PROBLEM STATEMENT :: Can you copy word for word every line from the start of the records through the line containing "instruction-marker: ① bbox=[757, 402, 778, 428]", with that line included?

** START SUPPLIED INFORMATION **

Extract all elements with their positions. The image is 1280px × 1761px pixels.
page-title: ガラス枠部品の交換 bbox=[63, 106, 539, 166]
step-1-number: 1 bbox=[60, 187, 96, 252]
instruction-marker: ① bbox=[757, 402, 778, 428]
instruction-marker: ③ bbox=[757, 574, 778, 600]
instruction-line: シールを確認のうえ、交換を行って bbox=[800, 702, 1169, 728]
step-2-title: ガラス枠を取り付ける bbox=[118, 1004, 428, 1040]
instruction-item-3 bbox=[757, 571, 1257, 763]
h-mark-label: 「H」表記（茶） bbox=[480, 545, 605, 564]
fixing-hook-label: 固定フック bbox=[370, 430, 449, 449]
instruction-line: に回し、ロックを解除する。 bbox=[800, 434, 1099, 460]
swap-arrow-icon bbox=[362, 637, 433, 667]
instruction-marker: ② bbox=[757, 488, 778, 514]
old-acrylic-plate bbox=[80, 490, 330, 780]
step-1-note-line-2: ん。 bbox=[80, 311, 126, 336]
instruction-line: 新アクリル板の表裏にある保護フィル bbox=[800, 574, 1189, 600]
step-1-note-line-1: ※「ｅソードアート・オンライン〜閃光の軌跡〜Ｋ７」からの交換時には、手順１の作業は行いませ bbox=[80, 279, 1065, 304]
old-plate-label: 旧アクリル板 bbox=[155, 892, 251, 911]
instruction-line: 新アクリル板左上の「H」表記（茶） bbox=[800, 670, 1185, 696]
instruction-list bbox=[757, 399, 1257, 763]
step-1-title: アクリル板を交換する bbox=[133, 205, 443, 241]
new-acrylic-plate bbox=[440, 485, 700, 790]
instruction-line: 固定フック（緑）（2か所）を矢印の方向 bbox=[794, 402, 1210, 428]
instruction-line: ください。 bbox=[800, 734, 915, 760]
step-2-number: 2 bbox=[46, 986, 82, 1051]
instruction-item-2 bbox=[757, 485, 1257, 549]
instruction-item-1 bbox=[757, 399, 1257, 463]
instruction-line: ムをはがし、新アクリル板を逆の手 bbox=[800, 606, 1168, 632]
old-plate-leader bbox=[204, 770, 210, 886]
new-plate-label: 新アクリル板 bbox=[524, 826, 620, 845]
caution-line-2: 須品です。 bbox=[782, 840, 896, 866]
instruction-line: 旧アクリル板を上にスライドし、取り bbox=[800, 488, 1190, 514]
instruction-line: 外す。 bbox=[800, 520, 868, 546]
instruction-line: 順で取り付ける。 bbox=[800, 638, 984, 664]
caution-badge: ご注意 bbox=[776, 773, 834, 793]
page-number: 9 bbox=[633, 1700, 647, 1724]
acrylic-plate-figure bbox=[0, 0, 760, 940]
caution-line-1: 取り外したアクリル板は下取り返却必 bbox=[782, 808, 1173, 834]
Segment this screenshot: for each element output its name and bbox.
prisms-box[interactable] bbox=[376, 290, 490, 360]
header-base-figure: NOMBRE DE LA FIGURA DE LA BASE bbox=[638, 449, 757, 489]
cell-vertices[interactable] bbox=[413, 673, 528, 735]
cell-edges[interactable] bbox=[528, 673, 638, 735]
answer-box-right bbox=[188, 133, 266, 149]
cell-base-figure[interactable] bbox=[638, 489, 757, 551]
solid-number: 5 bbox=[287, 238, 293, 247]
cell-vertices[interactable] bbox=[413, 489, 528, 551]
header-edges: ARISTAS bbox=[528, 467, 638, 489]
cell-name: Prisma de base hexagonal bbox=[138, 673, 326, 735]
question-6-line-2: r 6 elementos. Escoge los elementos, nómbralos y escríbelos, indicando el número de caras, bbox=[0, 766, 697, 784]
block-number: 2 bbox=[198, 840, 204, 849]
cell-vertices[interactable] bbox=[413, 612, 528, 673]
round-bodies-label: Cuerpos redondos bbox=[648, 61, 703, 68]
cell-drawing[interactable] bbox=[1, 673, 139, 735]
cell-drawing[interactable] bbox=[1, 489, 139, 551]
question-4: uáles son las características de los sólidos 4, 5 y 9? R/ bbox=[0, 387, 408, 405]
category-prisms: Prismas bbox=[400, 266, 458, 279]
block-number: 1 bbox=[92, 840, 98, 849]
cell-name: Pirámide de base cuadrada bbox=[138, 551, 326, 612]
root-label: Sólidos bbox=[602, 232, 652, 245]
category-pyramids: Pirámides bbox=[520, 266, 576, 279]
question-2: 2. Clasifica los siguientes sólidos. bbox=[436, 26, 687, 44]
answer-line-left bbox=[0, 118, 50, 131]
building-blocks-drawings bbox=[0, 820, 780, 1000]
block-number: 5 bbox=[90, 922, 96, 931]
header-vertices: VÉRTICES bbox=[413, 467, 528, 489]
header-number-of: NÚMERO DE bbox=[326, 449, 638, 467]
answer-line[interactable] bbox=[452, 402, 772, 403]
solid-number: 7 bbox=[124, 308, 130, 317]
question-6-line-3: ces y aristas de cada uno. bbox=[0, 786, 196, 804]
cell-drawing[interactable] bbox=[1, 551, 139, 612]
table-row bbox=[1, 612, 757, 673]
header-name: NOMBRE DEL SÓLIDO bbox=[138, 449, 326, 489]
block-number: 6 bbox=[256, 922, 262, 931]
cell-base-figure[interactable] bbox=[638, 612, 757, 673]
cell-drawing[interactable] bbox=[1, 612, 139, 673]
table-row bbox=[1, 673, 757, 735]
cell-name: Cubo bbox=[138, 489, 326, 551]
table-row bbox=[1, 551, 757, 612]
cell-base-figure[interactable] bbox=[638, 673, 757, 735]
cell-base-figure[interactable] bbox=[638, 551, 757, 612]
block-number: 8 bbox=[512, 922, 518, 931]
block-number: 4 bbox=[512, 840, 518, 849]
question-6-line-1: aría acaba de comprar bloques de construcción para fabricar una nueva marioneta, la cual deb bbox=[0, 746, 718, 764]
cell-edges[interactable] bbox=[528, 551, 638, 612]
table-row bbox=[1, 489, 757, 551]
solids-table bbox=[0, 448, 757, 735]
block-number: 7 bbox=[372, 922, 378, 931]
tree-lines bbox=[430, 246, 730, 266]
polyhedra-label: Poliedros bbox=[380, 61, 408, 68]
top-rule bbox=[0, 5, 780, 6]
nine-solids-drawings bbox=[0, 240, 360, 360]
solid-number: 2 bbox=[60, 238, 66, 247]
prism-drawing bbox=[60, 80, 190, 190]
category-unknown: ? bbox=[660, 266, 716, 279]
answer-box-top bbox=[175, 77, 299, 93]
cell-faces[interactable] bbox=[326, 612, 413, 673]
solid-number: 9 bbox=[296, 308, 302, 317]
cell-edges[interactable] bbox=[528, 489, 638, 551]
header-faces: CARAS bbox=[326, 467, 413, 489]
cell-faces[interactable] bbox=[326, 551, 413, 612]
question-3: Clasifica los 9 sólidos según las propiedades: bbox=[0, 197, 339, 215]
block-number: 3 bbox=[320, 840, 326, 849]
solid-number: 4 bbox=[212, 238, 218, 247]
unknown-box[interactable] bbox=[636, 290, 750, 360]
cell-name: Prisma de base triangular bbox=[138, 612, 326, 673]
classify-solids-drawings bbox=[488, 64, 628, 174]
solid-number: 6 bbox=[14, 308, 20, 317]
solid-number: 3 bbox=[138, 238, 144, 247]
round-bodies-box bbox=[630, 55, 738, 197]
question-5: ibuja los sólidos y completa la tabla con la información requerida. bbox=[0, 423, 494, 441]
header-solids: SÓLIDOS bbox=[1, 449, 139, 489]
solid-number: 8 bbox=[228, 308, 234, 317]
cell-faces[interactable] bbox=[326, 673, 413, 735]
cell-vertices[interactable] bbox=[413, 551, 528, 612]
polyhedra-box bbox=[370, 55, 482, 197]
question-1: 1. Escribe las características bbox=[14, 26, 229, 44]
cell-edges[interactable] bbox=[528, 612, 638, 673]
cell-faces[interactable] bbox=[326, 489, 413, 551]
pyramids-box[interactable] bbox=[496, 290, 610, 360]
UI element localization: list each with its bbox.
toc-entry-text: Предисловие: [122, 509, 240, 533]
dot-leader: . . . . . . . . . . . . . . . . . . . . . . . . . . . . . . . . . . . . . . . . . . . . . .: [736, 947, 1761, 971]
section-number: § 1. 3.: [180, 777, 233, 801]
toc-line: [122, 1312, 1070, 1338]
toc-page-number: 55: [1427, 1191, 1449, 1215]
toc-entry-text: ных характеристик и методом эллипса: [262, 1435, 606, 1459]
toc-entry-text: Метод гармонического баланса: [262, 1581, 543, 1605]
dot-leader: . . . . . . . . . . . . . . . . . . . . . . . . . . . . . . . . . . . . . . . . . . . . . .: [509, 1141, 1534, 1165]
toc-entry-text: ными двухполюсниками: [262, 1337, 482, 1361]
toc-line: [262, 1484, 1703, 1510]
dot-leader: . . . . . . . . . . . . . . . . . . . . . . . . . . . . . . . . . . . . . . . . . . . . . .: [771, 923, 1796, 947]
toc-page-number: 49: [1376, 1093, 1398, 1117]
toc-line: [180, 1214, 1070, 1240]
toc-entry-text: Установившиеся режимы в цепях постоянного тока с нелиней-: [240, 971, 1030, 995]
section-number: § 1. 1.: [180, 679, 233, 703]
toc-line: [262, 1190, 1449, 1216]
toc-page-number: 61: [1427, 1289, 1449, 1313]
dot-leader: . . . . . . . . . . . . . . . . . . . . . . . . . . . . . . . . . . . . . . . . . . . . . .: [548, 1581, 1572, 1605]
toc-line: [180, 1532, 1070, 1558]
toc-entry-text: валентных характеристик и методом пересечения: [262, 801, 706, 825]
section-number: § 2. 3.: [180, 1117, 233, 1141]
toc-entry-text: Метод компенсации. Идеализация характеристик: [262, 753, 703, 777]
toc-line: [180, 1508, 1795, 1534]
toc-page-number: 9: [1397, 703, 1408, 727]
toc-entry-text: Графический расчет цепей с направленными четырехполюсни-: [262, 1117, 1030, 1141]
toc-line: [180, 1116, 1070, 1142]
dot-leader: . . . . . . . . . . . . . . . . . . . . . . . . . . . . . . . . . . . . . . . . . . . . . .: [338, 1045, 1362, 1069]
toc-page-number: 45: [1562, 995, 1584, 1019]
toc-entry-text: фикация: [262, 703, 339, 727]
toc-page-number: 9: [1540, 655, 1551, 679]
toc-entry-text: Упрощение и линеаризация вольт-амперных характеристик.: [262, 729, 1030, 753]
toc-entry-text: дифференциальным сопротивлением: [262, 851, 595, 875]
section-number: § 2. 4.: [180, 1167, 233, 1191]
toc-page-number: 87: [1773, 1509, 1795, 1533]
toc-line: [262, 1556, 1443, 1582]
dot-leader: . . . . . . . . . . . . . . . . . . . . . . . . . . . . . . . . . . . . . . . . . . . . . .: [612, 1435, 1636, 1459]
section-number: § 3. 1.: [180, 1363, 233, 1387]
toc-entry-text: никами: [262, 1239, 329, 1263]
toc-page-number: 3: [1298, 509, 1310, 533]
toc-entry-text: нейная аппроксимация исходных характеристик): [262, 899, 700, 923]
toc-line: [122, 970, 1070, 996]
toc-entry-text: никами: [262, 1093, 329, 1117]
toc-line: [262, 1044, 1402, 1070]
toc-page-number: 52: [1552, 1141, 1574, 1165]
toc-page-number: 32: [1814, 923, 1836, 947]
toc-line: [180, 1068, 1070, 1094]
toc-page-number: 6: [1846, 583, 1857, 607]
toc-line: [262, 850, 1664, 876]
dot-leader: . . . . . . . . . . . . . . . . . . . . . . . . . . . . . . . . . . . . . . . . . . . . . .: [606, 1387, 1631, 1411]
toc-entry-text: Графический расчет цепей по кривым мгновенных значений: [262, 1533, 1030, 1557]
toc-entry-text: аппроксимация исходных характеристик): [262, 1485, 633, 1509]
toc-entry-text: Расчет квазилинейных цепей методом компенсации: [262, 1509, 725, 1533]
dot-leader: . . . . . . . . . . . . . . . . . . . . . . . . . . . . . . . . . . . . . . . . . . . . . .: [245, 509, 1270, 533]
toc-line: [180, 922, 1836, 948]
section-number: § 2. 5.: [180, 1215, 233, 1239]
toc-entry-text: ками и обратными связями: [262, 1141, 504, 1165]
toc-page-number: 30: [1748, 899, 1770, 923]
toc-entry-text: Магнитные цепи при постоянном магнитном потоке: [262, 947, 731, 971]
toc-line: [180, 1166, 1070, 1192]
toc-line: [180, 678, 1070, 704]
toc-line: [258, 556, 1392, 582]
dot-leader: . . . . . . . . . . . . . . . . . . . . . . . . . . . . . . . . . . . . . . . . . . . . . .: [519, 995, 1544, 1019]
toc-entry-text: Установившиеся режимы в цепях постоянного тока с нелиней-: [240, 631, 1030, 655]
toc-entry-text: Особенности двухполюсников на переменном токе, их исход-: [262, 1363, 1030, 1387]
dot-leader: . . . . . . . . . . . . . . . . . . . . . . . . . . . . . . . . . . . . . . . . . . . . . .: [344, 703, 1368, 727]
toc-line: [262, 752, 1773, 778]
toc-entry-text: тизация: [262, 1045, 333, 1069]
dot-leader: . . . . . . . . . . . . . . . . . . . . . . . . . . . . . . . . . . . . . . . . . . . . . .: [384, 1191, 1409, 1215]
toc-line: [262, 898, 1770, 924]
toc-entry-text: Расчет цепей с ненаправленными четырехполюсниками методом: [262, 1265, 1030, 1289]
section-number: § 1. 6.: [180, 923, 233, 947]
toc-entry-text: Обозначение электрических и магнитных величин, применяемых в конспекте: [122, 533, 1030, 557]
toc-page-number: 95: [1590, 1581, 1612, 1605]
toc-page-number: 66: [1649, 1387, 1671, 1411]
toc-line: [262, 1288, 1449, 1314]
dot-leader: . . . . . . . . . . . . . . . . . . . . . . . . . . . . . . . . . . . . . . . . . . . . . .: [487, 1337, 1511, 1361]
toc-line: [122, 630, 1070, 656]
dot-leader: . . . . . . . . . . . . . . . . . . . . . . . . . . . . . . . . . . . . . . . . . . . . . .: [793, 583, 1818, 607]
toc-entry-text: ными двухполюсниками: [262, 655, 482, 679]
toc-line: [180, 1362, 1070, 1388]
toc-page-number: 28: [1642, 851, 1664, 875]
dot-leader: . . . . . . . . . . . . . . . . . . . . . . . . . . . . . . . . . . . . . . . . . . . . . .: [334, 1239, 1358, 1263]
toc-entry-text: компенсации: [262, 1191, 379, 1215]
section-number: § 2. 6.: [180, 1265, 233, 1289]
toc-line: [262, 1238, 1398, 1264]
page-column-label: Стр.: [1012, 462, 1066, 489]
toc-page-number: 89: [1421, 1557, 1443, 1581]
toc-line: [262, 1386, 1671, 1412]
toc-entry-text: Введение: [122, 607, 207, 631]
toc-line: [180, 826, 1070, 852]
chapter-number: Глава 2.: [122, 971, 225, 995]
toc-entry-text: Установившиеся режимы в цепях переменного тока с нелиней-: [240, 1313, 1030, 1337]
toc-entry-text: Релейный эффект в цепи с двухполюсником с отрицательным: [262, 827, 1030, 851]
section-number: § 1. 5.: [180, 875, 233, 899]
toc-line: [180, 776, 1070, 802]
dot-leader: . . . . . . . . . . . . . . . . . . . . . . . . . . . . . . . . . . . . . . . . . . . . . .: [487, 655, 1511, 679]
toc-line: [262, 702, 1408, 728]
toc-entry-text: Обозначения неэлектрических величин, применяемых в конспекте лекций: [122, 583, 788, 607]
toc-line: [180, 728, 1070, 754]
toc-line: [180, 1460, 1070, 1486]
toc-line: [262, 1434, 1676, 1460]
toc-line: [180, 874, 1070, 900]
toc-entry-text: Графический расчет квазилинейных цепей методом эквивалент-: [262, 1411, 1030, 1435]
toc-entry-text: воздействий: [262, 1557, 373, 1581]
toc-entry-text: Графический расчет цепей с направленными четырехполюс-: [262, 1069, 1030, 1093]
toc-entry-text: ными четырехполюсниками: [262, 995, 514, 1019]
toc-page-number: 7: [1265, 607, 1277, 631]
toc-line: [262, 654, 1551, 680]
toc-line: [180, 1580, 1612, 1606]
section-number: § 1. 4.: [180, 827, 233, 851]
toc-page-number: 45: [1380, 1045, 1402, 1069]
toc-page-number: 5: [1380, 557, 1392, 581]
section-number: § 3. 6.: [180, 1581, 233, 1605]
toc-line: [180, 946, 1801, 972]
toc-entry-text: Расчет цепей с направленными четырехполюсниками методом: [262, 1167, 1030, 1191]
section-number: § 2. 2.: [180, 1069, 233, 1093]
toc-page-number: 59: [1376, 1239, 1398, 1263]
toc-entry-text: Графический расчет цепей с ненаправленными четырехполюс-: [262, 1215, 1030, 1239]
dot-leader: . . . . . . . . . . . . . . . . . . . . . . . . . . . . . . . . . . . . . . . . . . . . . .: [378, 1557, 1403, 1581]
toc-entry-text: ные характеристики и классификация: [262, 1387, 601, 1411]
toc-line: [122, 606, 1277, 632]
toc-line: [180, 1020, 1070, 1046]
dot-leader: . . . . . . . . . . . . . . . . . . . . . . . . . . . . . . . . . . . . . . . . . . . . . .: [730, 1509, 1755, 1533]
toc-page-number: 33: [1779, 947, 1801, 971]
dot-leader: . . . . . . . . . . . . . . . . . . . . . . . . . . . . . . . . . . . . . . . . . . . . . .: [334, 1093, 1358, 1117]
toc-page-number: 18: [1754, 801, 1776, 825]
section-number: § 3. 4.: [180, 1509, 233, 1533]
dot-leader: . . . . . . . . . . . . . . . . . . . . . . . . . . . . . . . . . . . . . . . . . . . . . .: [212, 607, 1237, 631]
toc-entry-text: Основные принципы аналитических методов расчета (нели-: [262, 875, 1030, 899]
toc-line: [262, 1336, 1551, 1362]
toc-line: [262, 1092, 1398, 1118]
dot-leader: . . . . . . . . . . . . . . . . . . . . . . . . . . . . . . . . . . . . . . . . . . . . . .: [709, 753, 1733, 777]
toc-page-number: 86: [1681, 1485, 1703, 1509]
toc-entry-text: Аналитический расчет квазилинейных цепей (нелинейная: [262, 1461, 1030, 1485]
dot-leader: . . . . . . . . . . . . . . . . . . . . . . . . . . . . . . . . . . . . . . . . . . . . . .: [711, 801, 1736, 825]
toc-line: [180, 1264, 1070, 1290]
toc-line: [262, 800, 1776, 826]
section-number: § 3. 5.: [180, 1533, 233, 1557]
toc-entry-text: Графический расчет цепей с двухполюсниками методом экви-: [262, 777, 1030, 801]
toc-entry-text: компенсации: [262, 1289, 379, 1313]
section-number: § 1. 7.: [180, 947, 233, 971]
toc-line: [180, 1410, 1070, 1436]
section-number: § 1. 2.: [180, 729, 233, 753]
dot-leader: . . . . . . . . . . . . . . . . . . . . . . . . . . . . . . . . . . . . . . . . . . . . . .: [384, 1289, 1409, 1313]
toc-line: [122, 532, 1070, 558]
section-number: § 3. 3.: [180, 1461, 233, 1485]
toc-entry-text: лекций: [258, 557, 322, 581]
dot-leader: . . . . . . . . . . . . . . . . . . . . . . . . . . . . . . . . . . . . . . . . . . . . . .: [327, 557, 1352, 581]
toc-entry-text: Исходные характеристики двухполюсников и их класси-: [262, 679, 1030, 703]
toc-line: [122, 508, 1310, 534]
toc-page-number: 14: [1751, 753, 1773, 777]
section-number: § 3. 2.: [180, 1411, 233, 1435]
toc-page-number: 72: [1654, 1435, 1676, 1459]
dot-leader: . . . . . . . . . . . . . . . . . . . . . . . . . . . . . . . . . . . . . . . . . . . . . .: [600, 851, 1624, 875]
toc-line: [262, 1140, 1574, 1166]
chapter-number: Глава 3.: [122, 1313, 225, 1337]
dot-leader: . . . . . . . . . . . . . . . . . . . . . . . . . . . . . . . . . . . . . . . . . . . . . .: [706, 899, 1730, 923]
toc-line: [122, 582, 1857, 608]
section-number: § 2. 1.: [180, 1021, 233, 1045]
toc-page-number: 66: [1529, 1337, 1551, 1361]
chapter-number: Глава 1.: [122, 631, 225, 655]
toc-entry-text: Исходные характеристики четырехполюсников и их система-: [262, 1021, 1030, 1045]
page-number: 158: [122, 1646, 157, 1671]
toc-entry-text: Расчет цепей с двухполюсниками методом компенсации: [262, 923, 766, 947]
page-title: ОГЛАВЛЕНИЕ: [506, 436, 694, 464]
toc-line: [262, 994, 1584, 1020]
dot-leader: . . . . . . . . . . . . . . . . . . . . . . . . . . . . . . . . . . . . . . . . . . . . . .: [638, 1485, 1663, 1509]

** END SUPPLIED INFORMATION **

OUTPUT FOR THIS TASK ::
Extract all elements with their positions. The image is 1280px × 1761px pixels.
page-title: ガラス枠部品の交換 bbox=[63, 106, 539, 166]
step-1-number: 1 bbox=[60, 187, 96, 252]
instruction-marker: ① bbox=[757, 402, 778, 428]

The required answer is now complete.